| Problem to work on |
Format the data between the lines holding "Itemize 8 of" and "data-label: 75% <box>494 537 549 558</box>", inclusive, as a two-column CSV with the columns request and answer, one row per request. Put each value in a single quoted field, replace line breaks with spaces, and leave the pictures out.

| Data shown |
____
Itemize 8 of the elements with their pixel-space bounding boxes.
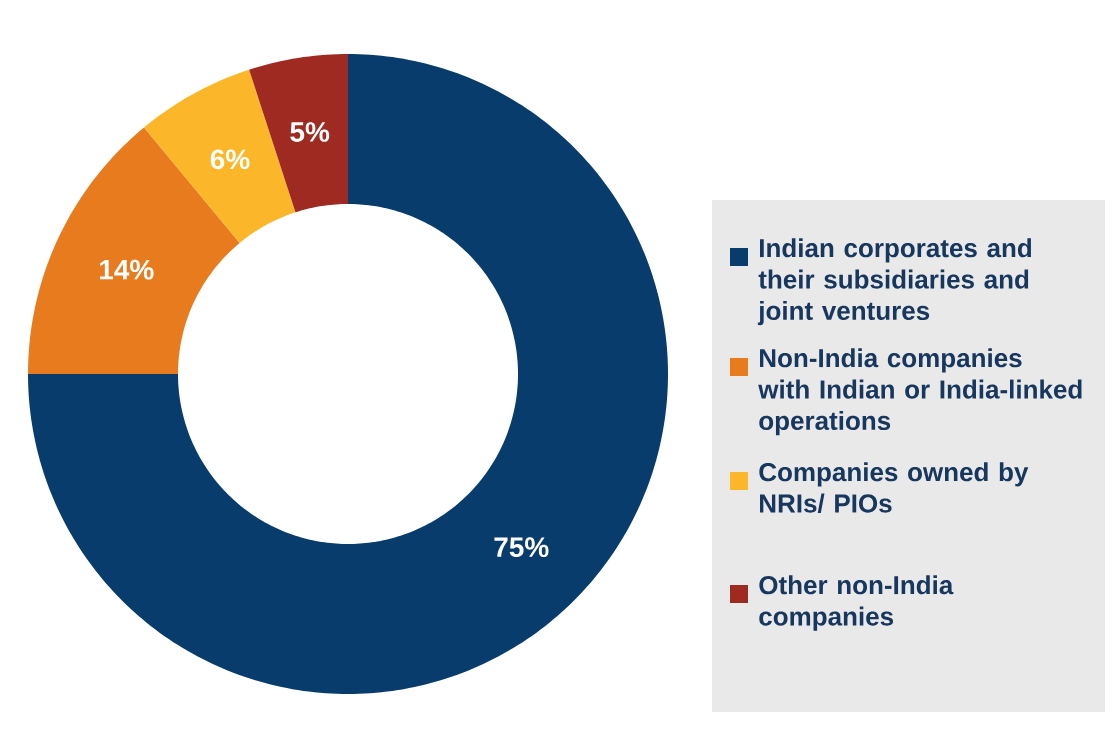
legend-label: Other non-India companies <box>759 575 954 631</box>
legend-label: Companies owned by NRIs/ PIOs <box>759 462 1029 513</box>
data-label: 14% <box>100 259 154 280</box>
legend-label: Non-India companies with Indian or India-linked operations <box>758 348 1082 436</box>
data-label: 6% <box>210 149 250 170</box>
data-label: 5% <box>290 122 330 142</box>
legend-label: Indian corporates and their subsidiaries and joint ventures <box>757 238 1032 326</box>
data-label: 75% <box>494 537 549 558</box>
____
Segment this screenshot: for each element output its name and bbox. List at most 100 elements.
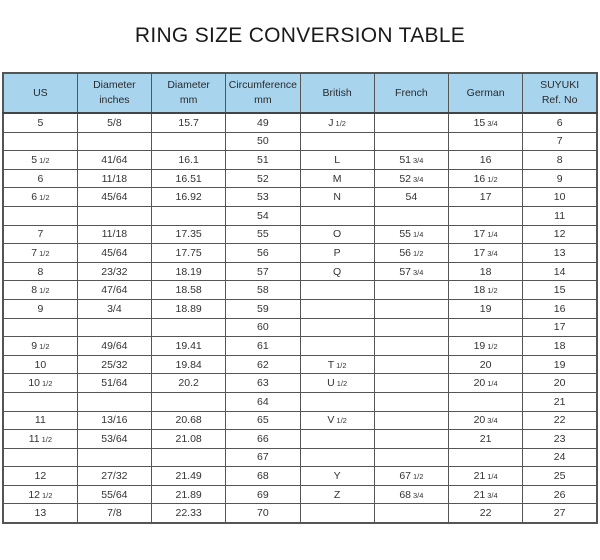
____
| Result for this exercise |
request,answer
"Itemize 8 of the elements with their pixel-space bounding boxes.","legend-label: Other non-India companies <box>759 575 954 631</box> legend-label: Companies owned by NRIs/ PIOs <box>759 462 1029 513</box> data-label: 14% <box>100 259 154 280</box> legend-label: Non-India companies with Indian or India-linked operations <box>758 348 1082 436</box> data-label: 6% <box>210 149 250 170</box> data-label: 5% <box>290 122 330 142</box> legend-label: Indian corporates and their subsidiaries and joint ventures <box>757 238 1032 326</box> data-label: 75% <box>494 537 549 558</box>"